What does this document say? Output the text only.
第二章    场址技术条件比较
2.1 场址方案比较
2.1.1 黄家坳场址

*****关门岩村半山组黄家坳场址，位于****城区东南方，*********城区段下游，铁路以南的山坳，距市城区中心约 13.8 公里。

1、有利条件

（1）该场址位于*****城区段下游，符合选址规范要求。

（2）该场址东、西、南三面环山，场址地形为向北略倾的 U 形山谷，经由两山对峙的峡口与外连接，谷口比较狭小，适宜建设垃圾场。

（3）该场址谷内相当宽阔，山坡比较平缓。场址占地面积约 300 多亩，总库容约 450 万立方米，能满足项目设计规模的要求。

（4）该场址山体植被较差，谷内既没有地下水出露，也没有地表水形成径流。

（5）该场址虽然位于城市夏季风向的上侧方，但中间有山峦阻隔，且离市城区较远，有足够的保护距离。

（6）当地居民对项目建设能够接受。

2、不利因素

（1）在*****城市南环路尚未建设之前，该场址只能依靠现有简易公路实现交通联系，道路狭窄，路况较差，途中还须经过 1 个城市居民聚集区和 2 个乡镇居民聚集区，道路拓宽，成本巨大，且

****************************************

> **SHORT EXERCISE**
Write every record out again, unaltered.

> **ANSWER TO THE TASK**
What does this document say? Output the text only.
第二章    场址技术条件比较
2.1 场址方案比较
2.1.1 黄家坳场址

*****关门岩村半山组黄家坳场址，位于****城区东南方，*********城区段下游，铁路以南的山坳，距市城区中心约 13.8 公里。

1、有利条件

（1）该场址位于*****城区段下游，符合选址规范要求。

（2）该场址东、西、南三面环山，场址地形为向北略倾的 U 形山谷，经由两山对峙的峡口与外连接，谷口比较狭小，适宜建设垃圾场。

（3）该场址谷内相当宽阔，山坡比较平缓。场址占地面积约 300 多亩，总库容约 450 万立方米，能满足项目设计规模的要求。

（4）该场址山体植被较差，谷内既没有地下水出露，也没有地表水形成径流。

（5）该场址虽然位于城市夏季风向的上侧方，但中间有山峦阻隔，且离市城区较远，有足够的保护距离。

（6）当地居民对项目建设能够接受。

2、不利因素

（1）在*****城市南环路尚未建设之前，该场址只能依靠现有简易公路实现交通联系，道路狭窄，路况较差，途中还须经过 1 个城市居民聚集区和 2 个乡镇居民聚集区，道路拓宽，成本巨大，且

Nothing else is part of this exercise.